#### GIVEN REQUEST
Copy each line that contains the word "width".

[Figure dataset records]
[start]

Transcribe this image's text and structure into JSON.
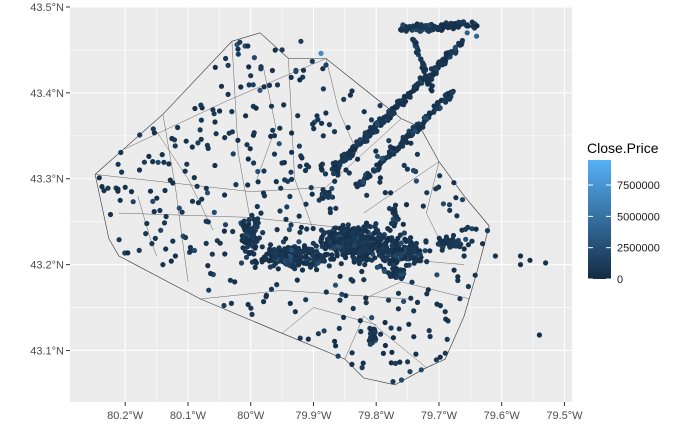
{
  "chart_data": {
    "type": "scatter",
    "title": "",
    "xlabel": "",
    "ylabel": "",
    "x_ticks": [
      {
        "value": -80.2,
        "label": "80.2°W"
      },
      {
        "value": -80.1,
        "label": "80.1°W"
      },
      {
        "value": -80.0,
        "label": "80°W"
      },
      {
        "value": -79.9,
        "label": "79.9°W"
      },
      {
        "value": -79.8,
        "label": "79.8°W"
      },
      {
        "value": -79.7,
        "label": "79.7°W"
      },
      {
        "value": -79.6,
        "label": "79.6°W"
      },
      {
        "value": -79.5,
        "label": "79.5°W"
      }
    ],
    "y_ticks": [
      {
        "value": 43.1,
        "label": "43.1°N"
      },
      {
        "value": 43.2,
        "label": "43.2°N"
      },
      {
        "value": 43.3,
        "label": "43.3°N"
      },
      {
        "value": 43.4,
        "label": "43.4°N"
      },
      {
        "value": 43.5,
        "label": "43.5°N"
      }
    ],
    "xlim": [
      -80.288,
      -79.488
    ],
    "ylim": [
      43.04,
      43.5
    ],
    "grid": true,
    "panel_color": "#ebebeb",
    "legend": {
      "title": "Close.Price",
      "placement": "right",
      "low_color": "#132b43",
      "high_color": "#56b1f7",
      "range": [
        0,
        9500000
      ],
      "breaks": [
        {
          "value": 0,
          "label": "0"
        },
        {
          "value": 2500000,
          "label": "2500000"
        },
        {
          "value": 5000000,
          "label": "5000000"
        },
        {
          "value": 7500000,
          "label": "7500000"
        }
      ]
    },
    "boundary": [
      [
        -80.248,
        43.305
      ],
      [
        -80.14,
        43.375
      ],
      [
        -80.03,
        43.46
      ],
      [
        -79.985,
        43.47
      ],
      [
        -79.94,
        43.44
      ],
      [
        -79.88,
        43.44
      ],
      [
        -79.76,
        43.37
      ],
      [
        -79.73,
        43.36
      ],
      [
        -79.7,
        43.32
      ],
      [
        -79.66,
        43.28
      ],
      [
        -79.62,
        43.245
      ],
      [
        -79.64,
        43.19
      ],
      [
        -79.66,
        43.14
      ],
      [
        -79.69,
        43.09
      ],
      [
        -79.72,
        43.08
      ],
      [
        -79.77,
        43.06
      ],
      [
        -79.82,
        43.068
      ],
      [
        -79.85,
        43.09
      ],
      [
        -79.95,
        43.12
      ],
      [
        -80.08,
        43.16
      ],
      [
        -80.21,
        43.21
      ],
      [
        -80.226,
        43.23
      ]
    ],
    "districts": [
      [
        [
          -80.14,
          43.375
        ],
        [
          -80.12,
          43.29
        ],
        [
          -80.1,
          43.18
        ]
      ],
      [
        [
          -80.03,
          43.46
        ],
        [
          -80.02,
          43.33
        ],
        [
          -80.0,
          43.25
        ]
      ],
      [
        [
          -80.248,
          43.305
        ],
        [
          -80.0,
          43.285
        ],
        [
          -79.88,
          43.29
        ]
      ],
      [
        [
          -80.2,
          43.335
        ],
        [
          -80.04,
          43.39
        ],
        [
          -79.88,
          43.44
        ]
      ],
      [
        [
          -80.21,
          43.26
        ],
        [
          -80.0,
          43.255
        ],
        [
          -79.82,
          43.24
        ]
      ],
      [
        [
          -79.94,
          43.44
        ],
        [
          -79.93,
          43.3
        ],
        [
          -79.9,
          43.24
        ]
      ],
      [
        [
          -79.88,
          43.29
        ],
        [
          -79.76,
          43.37
        ]
      ],
      [
        [
          -79.82,
          43.26
        ],
        [
          -79.76,
          43.29
        ],
        [
          -79.7,
          43.32
        ]
      ],
      [
        [
          -79.9,
          43.22
        ],
        [
          -79.82,
          43.21
        ],
        [
          -79.66,
          43.2
        ]
      ],
      [
        [
          -80.08,
          43.16
        ],
        [
          -79.95,
          43.17
        ],
        [
          -79.75,
          43.16
        ]
      ],
      [
        [
          -79.95,
          43.12
        ],
        [
          -79.9,
          43.15
        ],
        [
          -79.8,
          43.13
        ]
      ],
      [
        [
          -79.85,
          43.09
        ],
        [
          -79.82,
          43.14
        ],
        [
          -79.72,
          43.08
        ]
      ],
      [
        [
          -80.15,
          43.355
        ],
        [
          -80.1,
          43.3
        ],
        [
          -80.06,
          43.24
        ]
      ],
      [
        [
          -79.98,
          43.43
        ],
        [
          -79.96,
          43.36
        ],
        [
          -79.99,
          43.3
        ]
      ],
      [
        [
          -79.88,
          43.44
        ],
        [
          -79.86,
          43.38
        ],
        [
          -79.83,
          43.33
        ]
      ],
      [
        [
          -80.18,
          43.28
        ],
        [
          -80.16,
          43.23
        ],
        [
          -80.15,
          43.21
        ]
      ],
      [
        [
          -79.7,
          43.32
        ],
        [
          -79.72,
          43.26
        ],
        [
          -79.7,
          43.23
        ]
      ],
      [
        [
          -79.65,
          43.16
        ],
        [
          -79.76,
          43.18
        ],
        [
          -79.82,
          43.16
        ]
      ]
    ],
    "clusters": [
      {
        "cx": -79.83,
        "cy": 43.225,
        "rx": 0.09,
        "ry": 0.028,
        "n": 320
      },
      {
        "cx": -79.93,
        "cy": 43.21,
        "rx": 0.08,
        "ry": 0.02,
        "n": 180
      },
      {
        "cx": -80.0,
        "cy": 43.235,
        "rx": 0.025,
        "ry": 0.025,
        "n": 80
      },
      {
        "cx": -79.76,
        "cy": 43.215,
        "rx": 0.05,
        "ry": 0.022,
        "n": 120
      },
      {
        "cx": -79.68,
        "cy": 43.225,
        "rx": 0.04,
        "ry": 0.01,
        "n": 40
      },
      {
        "cx": -79.77,
        "cy": 43.19,
        "rx": 0.02,
        "ry": 0.01,
        "n": 30
      },
      {
        "cx": -79.805,
        "cy": 43.115,
        "rx": 0.008,
        "ry": 0.012,
        "n": 25
      },
      {
        "cx": -79.77,
        "cy": 43.26,
        "rx": 0.01,
        "ry": 0.02,
        "n": 20
      },
      {
        "cx": -79.88,
        "cy": 43.28,
        "rx": 0.015,
        "ry": 0.01,
        "n": 20
      }
    ],
    "bands": [
      {
        "x0": -79.87,
        "y0": 43.31,
        "x1": -79.66,
        "y1": 43.46,
        "width": 0.012,
        "n": 220
      },
      {
        "x0": -79.83,
        "y0": 43.29,
        "x1": -79.68,
        "y1": 43.4,
        "width": 0.01,
        "n": 160
      },
      {
        "x0": -79.76,
        "y0": 43.475,
        "x1": -79.64,
        "y1": 43.48,
        "width": 0.01,
        "n": 120
      },
      {
        "x0": -79.74,
        "y0": 43.46,
        "x1": -79.71,
        "y1": 43.4,
        "width": 0.008,
        "n": 40
      }
    ],
    "scattered_count": 420,
    "points": [
      {
        "x": -79.888,
        "y": 43.446,
        "price": 6800000
      },
      {
        "x": -79.64,
        "y": 43.466,
        "price": 4200000
      },
      {
        "x": -79.655,
        "y": 43.47,
        "price": 3800000
      },
      {
        "x": -79.54,
        "y": 43.118,
        "price": 300000
      },
      {
        "x": -79.57,
        "y": 43.21,
        "price": 400000
      },
      {
        "x": -79.57,
        "y": 43.2,
        "price": 500000
      },
      {
        "x": -79.555,
        "y": 43.205,
        "price": 350000
      },
      {
        "x": -79.53,
        "y": 43.202,
        "price": 400000
      },
      {
        "x": -79.61,
        "y": 43.21,
        "price": 600000
      },
      {
        "x": -79.66,
        "y": 43.21,
        "price": 500000
      },
      {
        "x": -80.2,
        "y": 43.29,
        "price": 500000
      },
      {
        "x": -80.19,
        "y": 43.285,
        "price": 450000
      },
      {
        "x": -80.14,
        "y": 43.2,
        "price": 700000
      },
      {
        "x": -80.12,
        "y": 43.21,
        "price": 600000
      },
      {
        "x": -80.04,
        "y": 43.44,
        "price": 800000
      },
      {
        "x": -80.0,
        "y": 43.42,
        "price": 900000
      },
      {
        "x": -79.95,
        "y": 43.45,
        "price": 1100000
      },
      {
        "x": -79.92,
        "y": 43.46,
        "price": 1200000
      }
    ]
  }
}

[end]

#### FULL SOLUTION
        "width": 0.012,
        "width": 0.01,
        "width": 0.01,
        "width": 0.008,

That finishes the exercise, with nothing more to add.